> [WRITTEN PROBLEM] Copy each line that has the string "JSON" somewhere in it.

· · · ·

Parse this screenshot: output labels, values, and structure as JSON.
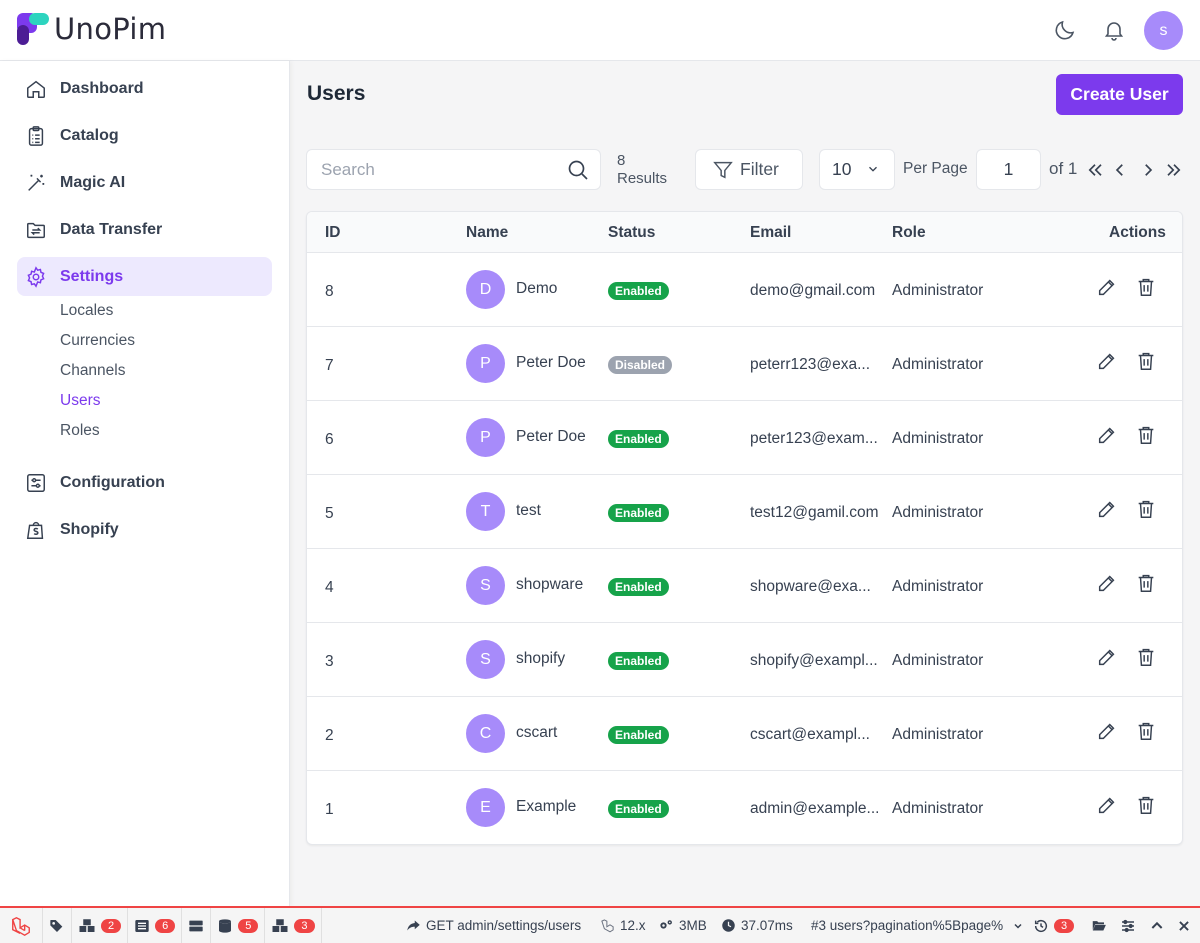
{
  "app": {
    "logo_text": "UnoPim",
    "avatar_initial": "s"
  },
  "sidebar": {
    "items": [
      {
        "label": "Dashboard",
        "icon": "home-icon"
      },
      {
        "label": "Catalog",
        "icon": "clipboard-icon"
      },
      {
        "label": "Magic AI",
        "icon": "magic-wand-icon"
      },
      {
        "label": "Data Transfer",
        "icon": "folder-transfer-icon"
      },
      {
        "label": "Settings",
        "icon": "gear-icon",
        "active": true
      },
      {
        "label": "Configuration",
        "icon": "sliders-icon"
      },
      {
        "label": "Shopify",
        "icon": "shopping-bag-icon"
      }
    ],
    "sub_items": [
      "Locales",
      "Currencies",
      "Channels",
      "Users",
      "Roles"
    ],
    "active_sub": "Users"
  },
  "page": {
    "title": "Users",
    "create_label": "Create User"
  },
  "toolbar": {
    "search_placeholder": "Search",
    "results_count": "8",
    "results_label": "Results",
    "filter_label": "Filter",
    "per_page_value": "10",
    "per_page_label": "Per Page",
    "page_value": "1",
    "of_label": "of 1"
  },
  "table": {
    "headers": {
      "id": "ID",
      "name": "Name",
      "status": "Status",
      "email": "Email",
      "role": "Role",
      "actions": "Actions"
    },
    "rows": [
      {
        "id": "8",
        "initial": "D",
        "name": "Demo",
        "status": "Enabled",
        "email": "demo@gmail.com",
        "role": "Administrator"
      },
      {
        "id": "7",
        "initial": "P",
        "name": "Peter Doe",
        "status": "Disabled",
        "email": "peterr123@exa...",
        "role": "Administrator"
      },
      {
        "id": "6",
        "initial": "P",
        "name": "Peter Doe",
        "status": "Enabled",
        "email": "peter123@exam...",
        "role": "Administrator"
      },
      {
        "id": "5",
        "initial": "T",
        "name": "test",
        "status": "Enabled",
        "email": "test12@gamil.com",
        "role": "Administrator"
      },
      {
        "id": "4",
        "initial": "S",
        "name": "shopware",
        "status": "Enabled",
        "email": "shopware@exa...",
        "role": "Administrator"
      },
      {
        "id": "3",
        "initial": "S",
        "name": "shopify",
        "status": "Enabled",
        "email": "shopify@exampl...",
        "role": "Administrator"
      },
      {
        "id": "2",
        "initial": "C",
        "name": "cscart",
        "status": "Enabled",
        "email": "cscart@exampl...",
        "role": "Administrator"
      },
      {
        "id": "1",
        "initial": "E",
        "name": "Example",
        "status": "Enabled",
        "email": "admin@example...",
        "role": "Administrator"
      }
    ]
  },
  "debugbar": {
    "counts": [
      "2",
      "6",
      "5",
      "3"
    ],
    "request": "GET admin/settings/users",
    "version": "12.x",
    "memory": "3MB",
    "time": "37.07ms",
    "route": "#3 users?pagination%5Bpage%",
    "history_count": "3"
  },
  "colors": {
    "accent": "#7c3aed",
    "enabled": "#16a34a",
    "disabled": "#9ca3af",
    "avatar": "#a78bfa",
    "debug_red": "#ef4444"
  }
}
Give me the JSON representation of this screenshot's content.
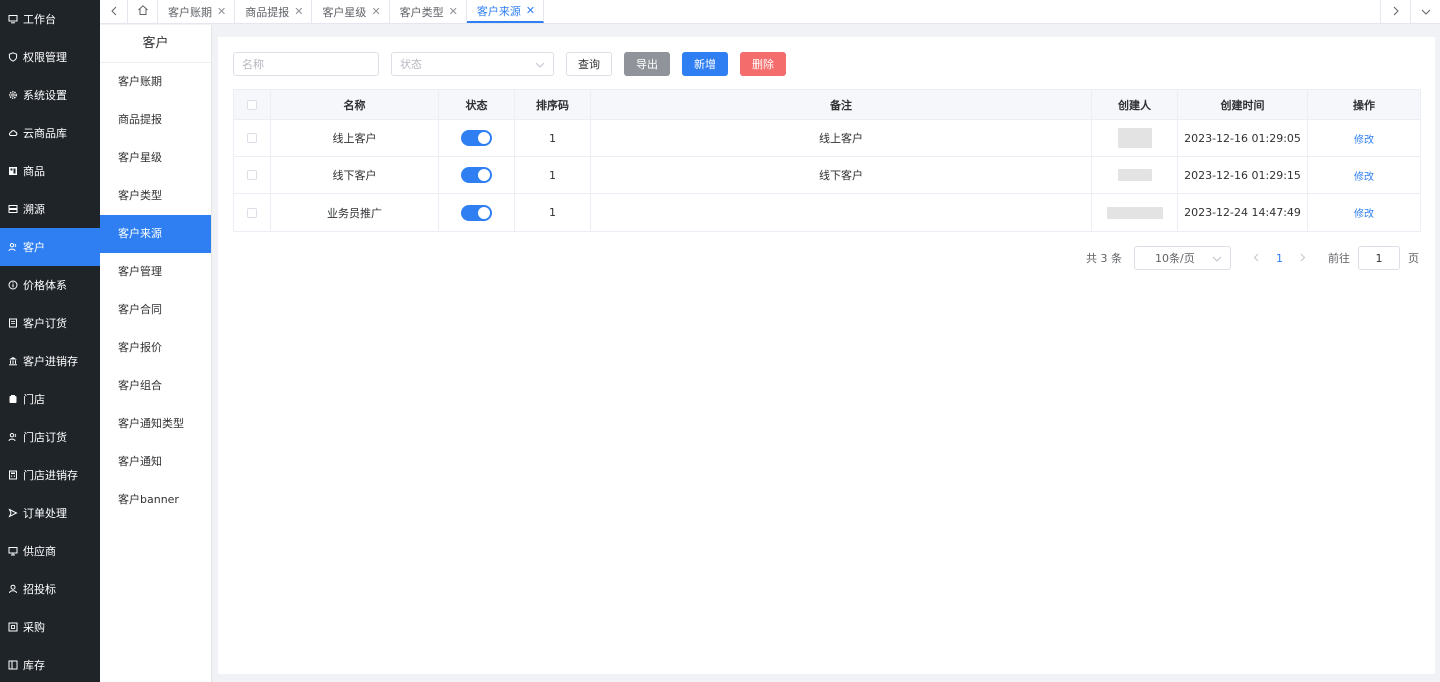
{
  "sidebar": {
    "items": [
      {
        "label": "工作台",
        "icon": "monitor-icon"
      },
      {
        "label": "权限管理",
        "icon": "shield-icon"
      },
      {
        "label": "系统设置",
        "icon": "gear-icon"
      },
      {
        "label": "云商品库",
        "icon": "cloud-icon"
      },
      {
        "label": "商品",
        "icon": "grid-icon"
      },
      {
        "label": "溯源",
        "icon": "server-icon"
      },
      {
        "label": "客户",
        "icon": "users-icon"
      },
      {
        "label": "价格体系",
        "icon": "info-icon"
      },
      {
        "label": "客户订货",
        "icon": "document-icon"
      },
      {
        "label": "客户进销存",
        "icon": "bank-icon"
      },
      {
        "label": "门店",
        "icon": "store-icon"
      },
      {
        "label": "门店订货",
        "icon": "users-icon"
      },
      {
        "label": "门店进销存",
        "icon": "calculator-icon"
      },
      {
        "label": "订单处理",
        "icon": "send-icon"
      },
      {
        "label": "供应商",
        "icon": "display-icon"
      },
      {
        "label": "招投标",
        "icon": "user-icon"
      },
      {
        "label": "采购",
        "icon": "box-icon"
      },
      {
        "label": "库存",
        "icon": "panel-icon"
      }
    ],
    "active_index": 6
  },
  "tabs": [
    {
      "label": "客户账期"
    },
    {
      "label": "商品提报"
    },
    {
      "label": "客户星级"
    },
    {
      "label": "客户类型"
    },
    {
      "label": "客户来源",
      "active": true
    }
  ],
  "submenu": {
    "title": "客户",
    "items": [
      "客户账期",
      "商品提报",
      "客户星级",
      "客户类型",
      "客户来源",
      "客户管理",
      "客户合同",
      "客户报价",
      "客户组合",
      "客户通知类型",
      "客户通知",
      "客户banner"
    ],
    "active_index": 4
  },
  "toolbar": {
    "name_placeholder": "名称",
    "status_placeholder": "状态",
    "query_label": "查询",
    "export_label": "导出",
    "add_label": "新增",
    "delete_label": "删除"
  },
  "table": {
    "headers": {
      "name": "名称",
      "status": "状态",
      "sort": "排序码",
      "remark": "备注",
      "creator": "创建人",
      "created": "创建时间",
      "action": "操作"
    },
    "rows": [
      {
        "name": "线上客户",
        "status": true,
        "sort": "1",
        "remark": "线上客户",
        "created": "2023-12-16 01:29:05",
        "action": "修改"
      },
      {
        "name": "线下客户",
        "status": true,
        "sort": "1",
        "remark": "线下客户",
        "created": "2023-12-16 01:29:15",
        "action": "修改"
      },
      {
        "name": "业务员推广",
        "status": true,
        "sort": "1",
        "remark": "",
        "created": "2023-12-24 14:47:49",
        "action": "修改"
      }
    ]
  },
  "pagination": {
    "total_text": "共 3 条",
    "page_size": "10条/页",
    "current_page": "1",
    "goto_label": "前往",
    "goto_value": "1",
    "page_unit": "页"
  },
  "colors": {
    "accent": "#2f7ff2",
    "sidebar_bg": "#1f2429",
    "danger": "#f56c6c",
    "muted": "#909399"
  }
}
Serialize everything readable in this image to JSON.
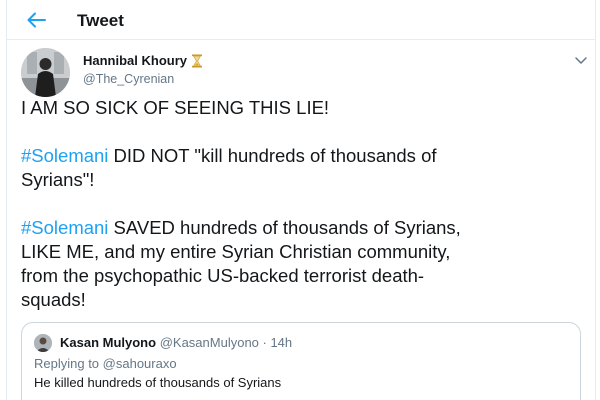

· · · ·

> [SOLUTION TO THIS TASK]
Parse this screenshot: output labels, values, and structure as JSON.
Give me the JSON representation of this screenshot's content.
Serialize everything readable in this image to JSON.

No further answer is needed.